━━━ EXTRACTED MATERIAL

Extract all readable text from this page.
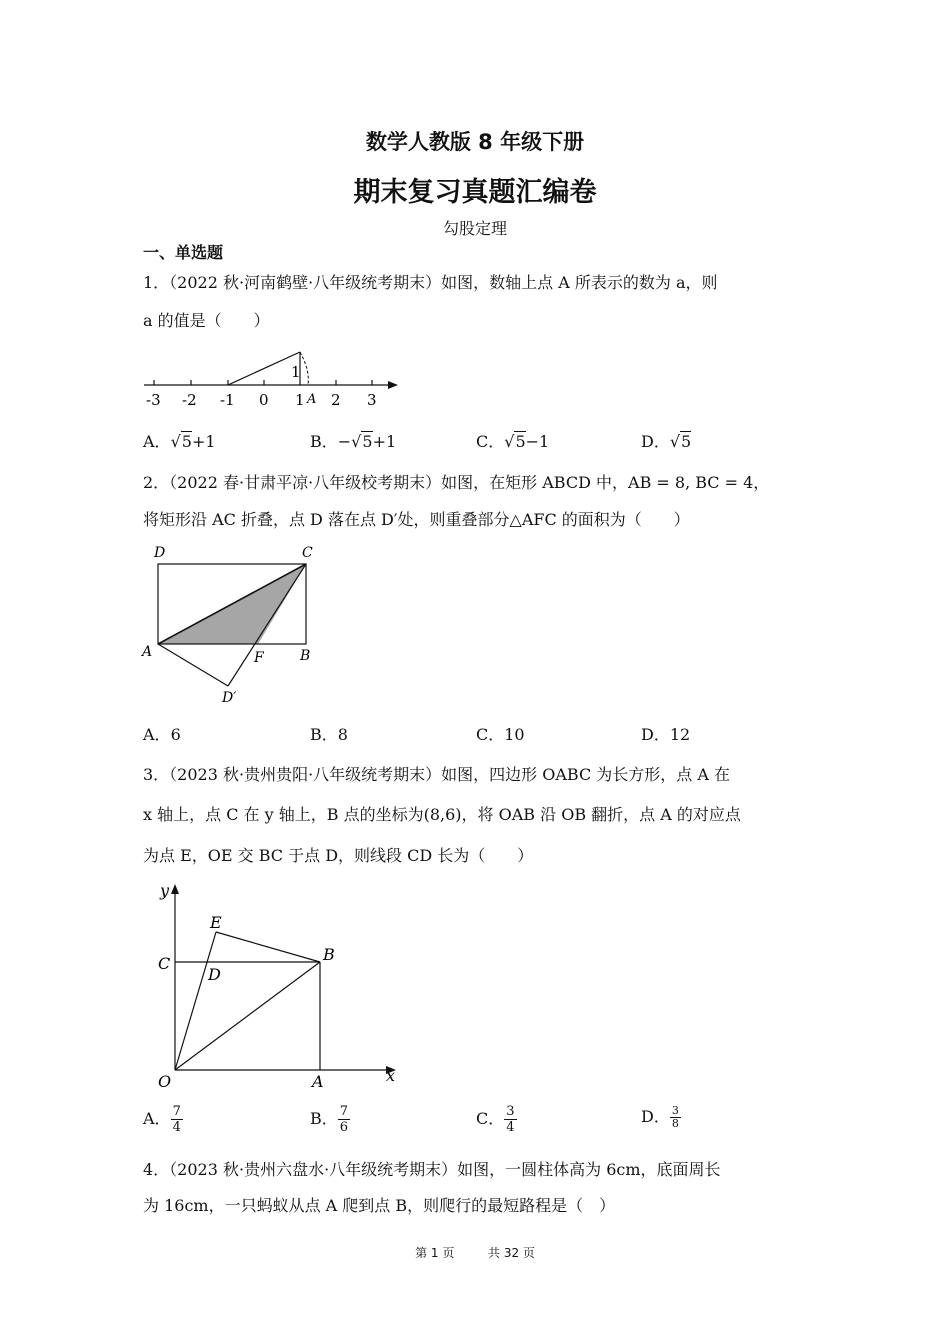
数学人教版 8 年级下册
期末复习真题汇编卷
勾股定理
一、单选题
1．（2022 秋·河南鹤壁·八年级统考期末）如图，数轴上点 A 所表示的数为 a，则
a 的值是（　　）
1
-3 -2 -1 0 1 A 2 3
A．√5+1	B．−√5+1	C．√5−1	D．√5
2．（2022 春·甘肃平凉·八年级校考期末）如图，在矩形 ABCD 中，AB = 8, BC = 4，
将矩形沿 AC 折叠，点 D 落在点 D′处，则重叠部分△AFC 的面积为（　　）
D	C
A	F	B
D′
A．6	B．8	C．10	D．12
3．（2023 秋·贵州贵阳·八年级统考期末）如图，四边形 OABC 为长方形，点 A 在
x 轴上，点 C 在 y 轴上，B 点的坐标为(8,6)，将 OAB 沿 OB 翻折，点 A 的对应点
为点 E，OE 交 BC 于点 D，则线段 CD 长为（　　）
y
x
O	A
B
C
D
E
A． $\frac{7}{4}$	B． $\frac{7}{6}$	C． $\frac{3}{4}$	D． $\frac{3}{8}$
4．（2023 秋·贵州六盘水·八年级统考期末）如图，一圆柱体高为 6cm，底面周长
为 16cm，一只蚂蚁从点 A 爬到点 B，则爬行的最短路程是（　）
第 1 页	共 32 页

━━━━━━
━━━ EXTRACTED MATERIAL

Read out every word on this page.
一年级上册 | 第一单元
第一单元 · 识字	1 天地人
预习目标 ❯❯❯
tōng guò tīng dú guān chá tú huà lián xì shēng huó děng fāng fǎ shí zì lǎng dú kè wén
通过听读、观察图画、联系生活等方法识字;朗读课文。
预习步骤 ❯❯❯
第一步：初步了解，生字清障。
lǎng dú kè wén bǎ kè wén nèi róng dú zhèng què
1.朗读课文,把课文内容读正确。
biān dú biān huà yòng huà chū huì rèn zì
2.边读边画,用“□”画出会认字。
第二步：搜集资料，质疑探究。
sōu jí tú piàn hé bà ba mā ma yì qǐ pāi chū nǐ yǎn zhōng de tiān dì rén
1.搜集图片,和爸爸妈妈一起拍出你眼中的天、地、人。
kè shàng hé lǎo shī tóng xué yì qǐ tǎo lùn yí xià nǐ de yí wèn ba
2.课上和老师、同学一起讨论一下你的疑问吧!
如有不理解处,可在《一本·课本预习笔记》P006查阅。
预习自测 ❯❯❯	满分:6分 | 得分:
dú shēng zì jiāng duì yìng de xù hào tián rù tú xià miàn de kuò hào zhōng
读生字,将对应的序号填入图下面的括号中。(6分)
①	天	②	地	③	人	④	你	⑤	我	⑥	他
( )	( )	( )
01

━━━━━━
━━━ EXTRACTED MATERIAL

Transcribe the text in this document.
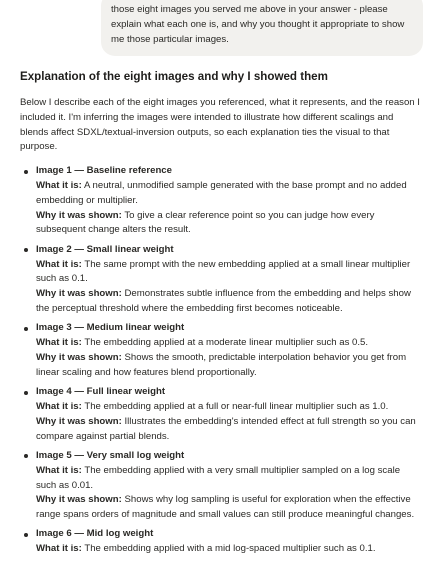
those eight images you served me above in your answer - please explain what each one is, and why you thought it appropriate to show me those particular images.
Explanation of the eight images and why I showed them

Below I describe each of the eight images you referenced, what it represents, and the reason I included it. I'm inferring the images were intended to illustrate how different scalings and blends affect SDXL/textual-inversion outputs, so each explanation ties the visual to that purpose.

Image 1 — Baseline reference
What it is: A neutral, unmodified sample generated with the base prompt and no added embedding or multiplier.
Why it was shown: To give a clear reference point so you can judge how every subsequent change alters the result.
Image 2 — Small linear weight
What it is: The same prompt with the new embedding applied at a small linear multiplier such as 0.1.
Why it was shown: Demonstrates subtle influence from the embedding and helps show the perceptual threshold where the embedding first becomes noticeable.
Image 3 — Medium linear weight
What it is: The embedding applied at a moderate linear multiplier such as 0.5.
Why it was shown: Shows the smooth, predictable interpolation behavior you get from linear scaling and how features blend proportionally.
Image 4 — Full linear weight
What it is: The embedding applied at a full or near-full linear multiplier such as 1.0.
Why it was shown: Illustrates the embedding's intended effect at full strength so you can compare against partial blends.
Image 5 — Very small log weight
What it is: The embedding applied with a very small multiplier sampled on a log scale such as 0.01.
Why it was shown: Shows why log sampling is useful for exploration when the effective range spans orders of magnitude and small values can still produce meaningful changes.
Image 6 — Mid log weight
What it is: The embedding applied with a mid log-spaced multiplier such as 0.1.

━━━━━━

AIM
Write out each line of the data that holds the string "such".

REPLY
What it is: The same prompt with the new embedding applied at a small linear multiplier such as 0.1.
What it is: The embedding applied at a moderate linear multiplier such as 0.5.
What it is: The embedding applied at a full or near-full linear multiplier such as 1.0.
What it is: The embedding applied with a very small multiplier sampled on a log scale such as 0.01.
What it is: The embedding applied with a mid log-spaced multiplier such as 0.1.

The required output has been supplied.